Some records
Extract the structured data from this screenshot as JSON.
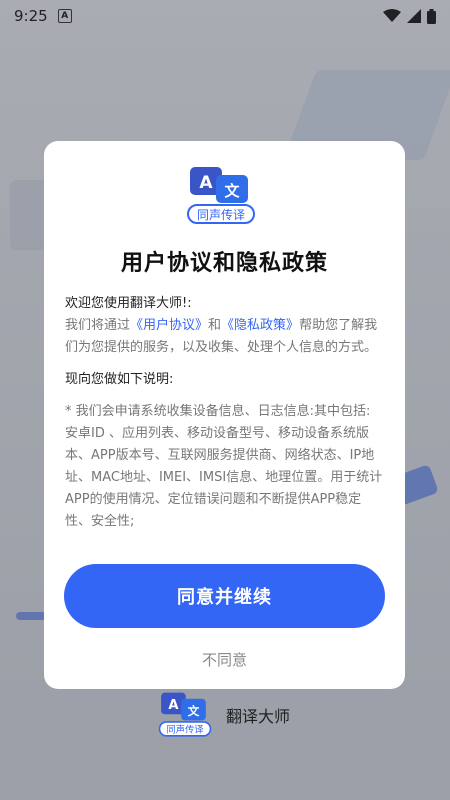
{
  "status_bar": {
    "time": "9:25"
  },
  "dialog": {
    "logo": {
      "badge_left": "A",
      "badge_right": "文",
      "ribbon": "同声传译"
    },
    "title": "用户协议和隐私政策",
    "welcome": "欢迎您使用翻译大师!:",
    "intro_prefix": "我们将通过",
    "link_user_agreement": "《用户协议》",
    "intro_and": "和",
    "link_privacy_policy": "《隐私政策》",
    "intro_suffix": "帮助您了解我们为您提供的服务，以及收集、处理个人信息的方式。",
    "explain_heading": "现向您做如下说明:",
    "body_text": "* 我们会申请系统收集设备信息、日志信息:其中包括: 安卓ID 、应用列表、移动设备型号、移动设备系统版本、APP版本号、互联网服务提供商、网络状态、IP地址、MAC地址、IMEI、IMSI信息、地理位置。用于统计APP的使用情况、定位错误问题和不断提供APP稳定性、安全性;",
    "agree_button": "同意并继续",
    "disagree_button": "不同意"
  },
  "background_brand": {
    "logo": {
      "badge_left": "A",
      "badge_right": "文",
      "ribbon": "同声传译"
    },
    "name": "翻译大师"
  },
  "colors": {
    "accent": "#3466f6"
  }
}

Problem to solve
Repeat each entry exactly. Pictures do not belong in the copy.

Result of this task
Extract the structured data from this screenshot as JSON.
{
  "status_bar": {
    "time": "9:25"
  },
  "dialog": {
    "logo": {
      "badge_left": "A",
      "badge_right": "文",
      "ribbon": "同声传译"
    },
    "title": "用户协议和隐私政策",
    "welcome": "欢迎您使用翻译大师!:",
    "intro_prefix": "我们将通过",
    "link_user_agreement": "《用户协议》",
    "intro_and": "和",
    "link_privacy_policy": "《隐私政策》",
    "intro_suffix": "帮助您了解我们为您提供的服务，以及收集、处理个人信息的方式。",
    "explain_heading": "现向您做如下说明:",
    "body_text": "* 我们会申请系统收集设备信息、日志信息:其中包括: 安卓ID 、应用列表、移动设备型号、移动设备系统版本、APP版本号、互联网服务提供商、网络状态、IP地址、MAC地址、IMEI、IMSI信息、地理位置。用于统计APP的使用情况、定位错误问题和不断提供APP稳定性、安全性;",
    "agree_button": "同意并继续",
    "disagree_button": "不同意"
  },
  "background_brand": {
    "logo": {
      "badge_left": "A",
      "badge_right": "文",
      "ribbon": "同声传译"
    },
    "name": "翻译大师"
  },
  "colors": {
    "accent": "#3466f6"
  }
}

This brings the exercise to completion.